→ Written problem: Omit every picture and write out the rest of the records exactly.

Start of Given information

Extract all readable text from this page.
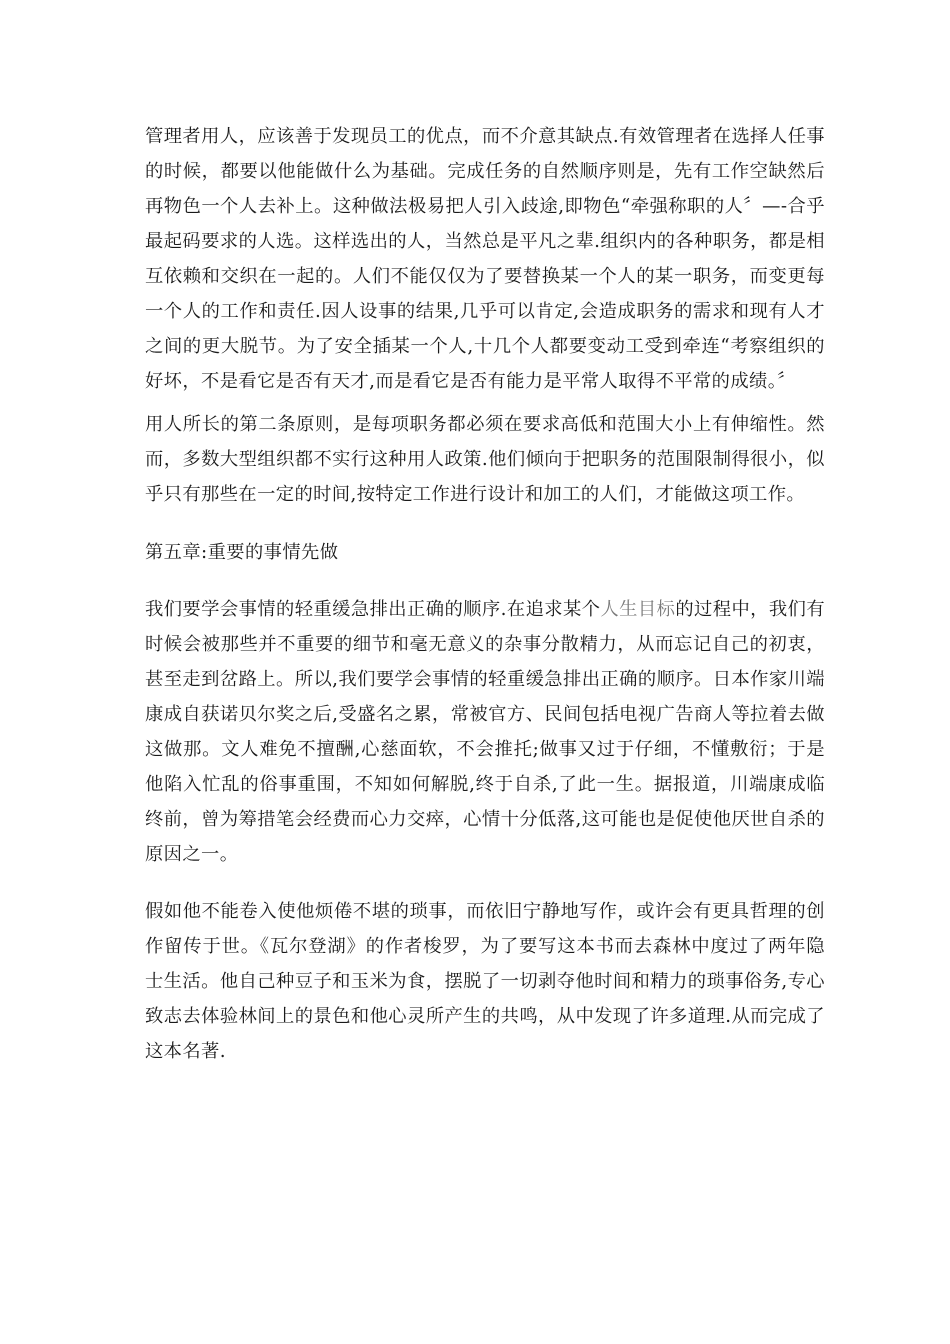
管理者用人，应该善于发现员工的优点，而不介意其缺点.有效管理者在选择人任事的时候，都要以他能做什么为基础。完成任务的自然顺序则是，先有工作空缺然后再物色一个人去补上。这种做法极易把人引入歧途,即物色“牵强称职的人〞—-合乎最起码要求的人选。这样选出的人，当然总是平凡之辈.组织内的各种职务，都是相互依赖和交织在一起的。人们不能仅仅为了要替换某一个人的某一职务，而变更每一个人的工作和责任.因人设事的结果,几乎可以肯定,会造成职务的需求和现有人才之间的更大脱节。为了安全插某一个人,十几个人都要变动工受到牵连“考察组织的好坏，不是看它是否有天才,而是看它是否有能力是平常人取得不平常的成绩。〞

用人所长的第二条原则，是每项职务都必须在要求高低和范围大小上有伸缩性。然而，多数大型组织都不实行这种用人政策.他们倾向于把职务的范围限制得很小，似乎只有那些在一定的时间,按特定工作进行设计和加工的人们，才能做这项工作。

第五章:重要的事情先做

我们要学会事情的轻重缓急排出正确的顺序.在追求某个人生目标的过程中，我们有时候会被那些并不重要的细节和毫无意义的杂事分散精力，从而忘记自己的初衷，甚至走到岔路上。所以,我们要学会事情的轻重缓急排出正确的顺序。日本作家川端康成自获诺贝尔奖之后,受盛名之累，常被官方、民间包括电视广告商人等拉着去做这做那。文人难免不擅酬,心慈面软，不会推托;做事又过于仔细，不懂敷衍；于是他陷入忙乱的俗事重围，不知如何解脱,终于自杀,了此一生。据报道，川端康成临终前，曾为筹措笔会经费而心力交瘁，心情十分低落,这可能也是促使他厌世自杀的原因之一。

假如他不能卷入使他烦倦不堪的琐事，而依旧宁静地写作，或许会有更具哲理的创作留传于世。《瓦尔登湖》的作者梭罗，为了要写这本书而去森林中度过了两年隐士生活。他自己种豆子和玉米为食，摆脱了一切剥夺他时间和精力的琐事俗务,专心致志去体验林间上的景色和他心灵所产生的共鸣，从中发现了许多道理.从而完成了这本名著.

End of Given information

→ Task result:
Extract all readable text from this page.
管理者用人，应该善于发现员工的优点，而不介意其缺点.有效管理者在选择人任事的时候，都要以他能做什么为基础。完成任务的自然顺序则是，先有工作空缺然后再物色一个人去补上。这种做法极易把人引入歧途,即物色“牵强称职的人〞—-合乎最起码要求的人选。这样选出的人，当然总是平凡之辈.组织内的各种职务，都是相互依赖和交织在一起的。人们不能仅仅为了要替换某一个人的某一职务，而变更每一个人的工作和责任.因人设事的结果,几乎可以肯定,会造成职务的需求和现有人才之间的更大脱节。为了安全插某一个人,十几个人都要变动工受到牵连“考察组织的好坏，不是看它是否有天才,而是看它是否有能力是平常人取得不平常的成绩。〞

用人所长的第二条原则，是每项职务都必须在要求高低和范围大小上有伸缩性。然而，多数大型组织都不实行这种用人政策.他们倾向于把职务的范围限制得很小，似乎只有那些在一定的时间,按特定工作进行设计和加工的人们，才能做这项工作。

第五章:重要的事情先做

我们要学会事情的轻重缓急排出正确的顺序.在追求某个人生目标的过程中，我们有时候会被那些并不重要的细节和毫无意义的杂事分散精力，从而忘记自己的初衷，甚至走到岔路上。所以,我们要学会事情的轻重缓急排出正确的顺序。日本作家川端康成自获诺贝尔奖之后,受盛名之累，常被官方、民间包括电视广告商人等拉着去做这做那。文人难免不擅酬,心慈面软，不会推托;做事又过于仔细，不懂敷衍；于是他陷入忙乱的俗事重围，不知如何解脱,终于自杀,了此一生。据报道，川端康成临终前，曾为筹措笔会经费而心力交瘁，心情十分低落,这可能也是促使他厌世自杀的原因之一。

假如他不能卷入使他烦倦不堪的琐事，而依旧宁静地写作，或许会有更具哲理的创作留传于世。《瓦尔登湖》的作者梭罗，为了要写这本书而去森林中度过了两年隐士生活。他自己种豆子和玉米为食，摆脱了一切剥夺他时间和精力的琐事俗务,专心致志去体验林间上的景色和他心灵所产生的共鸣，从中发现了许多道理.从而完成了这本名著.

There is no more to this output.